Restate every entry word for word.

[Data records]
====
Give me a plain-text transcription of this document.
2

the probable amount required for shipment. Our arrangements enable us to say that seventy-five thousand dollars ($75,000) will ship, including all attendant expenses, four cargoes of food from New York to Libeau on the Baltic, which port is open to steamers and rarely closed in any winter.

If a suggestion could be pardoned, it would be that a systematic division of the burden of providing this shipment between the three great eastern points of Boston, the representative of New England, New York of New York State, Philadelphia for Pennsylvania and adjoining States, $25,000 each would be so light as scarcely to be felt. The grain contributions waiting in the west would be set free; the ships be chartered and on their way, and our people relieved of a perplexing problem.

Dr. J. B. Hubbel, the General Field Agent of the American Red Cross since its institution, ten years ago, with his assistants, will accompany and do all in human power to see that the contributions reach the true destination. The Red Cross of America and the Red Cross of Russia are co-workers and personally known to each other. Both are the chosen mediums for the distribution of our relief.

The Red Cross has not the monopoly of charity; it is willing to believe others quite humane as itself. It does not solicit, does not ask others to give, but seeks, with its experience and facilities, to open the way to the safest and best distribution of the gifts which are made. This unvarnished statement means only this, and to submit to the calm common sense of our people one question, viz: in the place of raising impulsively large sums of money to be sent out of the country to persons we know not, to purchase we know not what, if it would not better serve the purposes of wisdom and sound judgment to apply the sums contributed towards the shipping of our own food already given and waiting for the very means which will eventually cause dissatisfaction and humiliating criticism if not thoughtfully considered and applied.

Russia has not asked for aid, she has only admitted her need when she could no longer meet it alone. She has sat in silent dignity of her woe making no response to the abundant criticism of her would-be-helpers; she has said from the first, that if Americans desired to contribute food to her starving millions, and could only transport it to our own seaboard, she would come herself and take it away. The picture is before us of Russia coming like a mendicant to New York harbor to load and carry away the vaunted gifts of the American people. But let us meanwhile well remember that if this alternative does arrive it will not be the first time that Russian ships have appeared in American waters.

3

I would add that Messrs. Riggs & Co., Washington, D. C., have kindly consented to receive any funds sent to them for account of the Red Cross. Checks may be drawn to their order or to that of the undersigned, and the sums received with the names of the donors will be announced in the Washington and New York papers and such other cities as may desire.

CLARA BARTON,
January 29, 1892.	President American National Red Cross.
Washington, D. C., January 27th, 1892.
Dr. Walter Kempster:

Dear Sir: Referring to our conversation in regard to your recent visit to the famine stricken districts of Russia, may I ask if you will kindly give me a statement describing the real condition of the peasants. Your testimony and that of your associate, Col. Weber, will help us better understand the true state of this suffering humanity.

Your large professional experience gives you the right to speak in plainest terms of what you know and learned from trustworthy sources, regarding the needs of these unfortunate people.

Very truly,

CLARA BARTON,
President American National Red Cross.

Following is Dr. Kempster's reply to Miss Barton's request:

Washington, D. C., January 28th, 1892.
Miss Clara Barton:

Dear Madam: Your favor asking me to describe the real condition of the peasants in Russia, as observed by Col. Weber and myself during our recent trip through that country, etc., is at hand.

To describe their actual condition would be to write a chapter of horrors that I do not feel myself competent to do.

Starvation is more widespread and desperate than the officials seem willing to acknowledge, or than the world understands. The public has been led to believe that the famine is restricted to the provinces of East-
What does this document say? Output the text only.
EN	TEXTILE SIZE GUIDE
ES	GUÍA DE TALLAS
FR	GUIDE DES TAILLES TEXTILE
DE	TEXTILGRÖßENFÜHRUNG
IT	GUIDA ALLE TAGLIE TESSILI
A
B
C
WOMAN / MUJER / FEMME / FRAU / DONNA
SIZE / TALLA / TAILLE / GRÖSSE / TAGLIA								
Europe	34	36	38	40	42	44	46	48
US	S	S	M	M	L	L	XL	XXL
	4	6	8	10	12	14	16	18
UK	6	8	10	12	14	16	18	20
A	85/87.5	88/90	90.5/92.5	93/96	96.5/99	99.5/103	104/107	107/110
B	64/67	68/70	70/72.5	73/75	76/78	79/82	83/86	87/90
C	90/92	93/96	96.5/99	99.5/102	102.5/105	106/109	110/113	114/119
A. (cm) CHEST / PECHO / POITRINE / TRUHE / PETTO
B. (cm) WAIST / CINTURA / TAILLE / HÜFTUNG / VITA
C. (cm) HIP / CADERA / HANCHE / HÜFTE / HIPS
====
Correct result:
Give me a plain-text transcription of this document.
2

the probable amount required for shipment. Our arrangements enable us to say that seventy-five thousand dollars ($75,000) will ship, including all attendant expenses, four cargoes of food from New York to Libeau on the Baltic, which port is open to steamers and rarely closed in any winter.

If a suggestion could be pardoned, it would be that a systematic division of the burden of providing this shipment between the three great eastern points of Boston, the representative of New England, New York of New York State, Philadelphia for Pennsylvania and adjoining States, $25,000 each would be so light as scarcely to be felt. The grain contributions waiting in the west would be set free; the ships be chartered and on their way, and our people relieved of a perplexing problem.

Dr. J. B. Hubbel, the General Field Agent of the American Red Cross since its institution, ten years ago, with his assistants, will accompany and do all in human power to see that the contributions reach the true destination. The Red Cross of America and the Red Cross of Russia are co-workers and personally known to each other. Both are the chosen mediums for the distribution of our relief.

The Red Cross has not the monopoly of charity; it is willing to believe others quite humane as itself. It does not solicit, does not ask others to give, but seeks, with its experience and facilities, to open the way to the safest and best distribution of the gifts which are made. This unvarnished statement means only this, and to submit to the calm common sense of our people one question, viz: in the place of raising impulsively large sums of money to be sent out of the country to persons we know not, to purchase we know not what, if it would not better serve the purposes of wisdom and sound judgment to apply the sums contributed towards the shipping of our own food already given and waiting for the very means which will eventually cause dissatisfaction and humiliating criticism if not thoughtfully considered and applied.

Russia has not asked for aid, she has only admitted her need when she could no longer meet it alone. She has sat in silent dignity of her woe making no response to the abundant criticism of her would-be-helpers; she has said from the first, that if Americans desired to contribute food to her starving millions, and could only transport it to our own seaboard, she would come herself and take it away. The picture is before us of Russia coming like a mendicant to New York harbor to load and carry away the vaunted gifts of the American people. But let us meanwhile well remember that if this alternative does arrive it will not be the first time that Russian ships have appeared in American waters.

3

I would add that Messrs. Riggs & Co., Washington, D. C., have kindly consented to receive any funds sent to them for account of the Red Cross. Checks may be drawn to their order or to that of the undersigned, and the sums received with the names of the donors will be announced in the Washington and New York papers and such other cities as may desire.

CLARA BARTON,
January 29, 1892.	President American National Red Cross.
Washington, D. C., January 27th, 1892.
Dr. Walter Kempster:

Dear Sir: Referring to our conversation in regard to your recent visit to the famine stricken districts of Russia, may I ask if you will kindly give me a statement describing the real condition of the peasants. Your testimony and that of your associate, Col. Weber, will help us better understand the true state of this suffering humanity.

Your large professional experience gives you the right to speak in plainest terms of what you know and learned from trustworthy sources, regarding the needs of these unfortunate people.

Very truly,

CLARA BARTON,
President American National Red Cross.

Following is Dr. Kempster's reply to Miss Barton's request:

Washington, D. C., January 28th, 1892.
Miss Clara Barton:

Dear Madam: Your favor asking me to describe the real condition of the peasants in Russia, as observed by Col. Weber and myself during our recent trip through that country, etc., is at hand.

To describe their actual condition would be to write a chapter of horrors that I do not feel myself competent to do.

Starvation is more widespread and desperate than the officials seem willing to acknowledge, or than the world understands. The public has been led to believe that the famine is restricted to the provinces of East-
What does this document say? Output the text only.
EN	TEXTILE SIZE GUIDE
ES	GUÍA DE TALLAS
FR	GUIDE DES TAILLES TEXTILE
DE	TEXTILGRÖßENFÜHRUNG
IT	GUIDA ALLE TAGLIE TESSILI
A
B
C
WOMAN / MUJER / FEMME / FRAU / DONNA
SIZE / TALLA / TAILLE / GRÖSSE / TAGLIA								
Europe	34	36	38	40	42	44	46	48
US	S	S	M	M	L	L	XL	XXL
	4	6	8	10	12	14	16	18
UK	6	8	10	12	14	16	18	20
A	85/87.5	88/90	90.5/92.5	93/96	96.5/99	99.5/103	104/107	107/110
B	64/67	68/70	70/72.5	73/75	76/78	79/82	83/86	87/90
C	90/92	93/96	96.5/99	99.5/102	102.5/105	106/109	110/113	114/119
A. (cm) CHEST / PECHO / POITRINE / TRUHE / PETTO
B. (cm) WAIST / CINTURA / TAILLE / HÜFTUNG / VITA
C. (cm) HIP / CADERA / HANCHE / HÜFTE / HIPS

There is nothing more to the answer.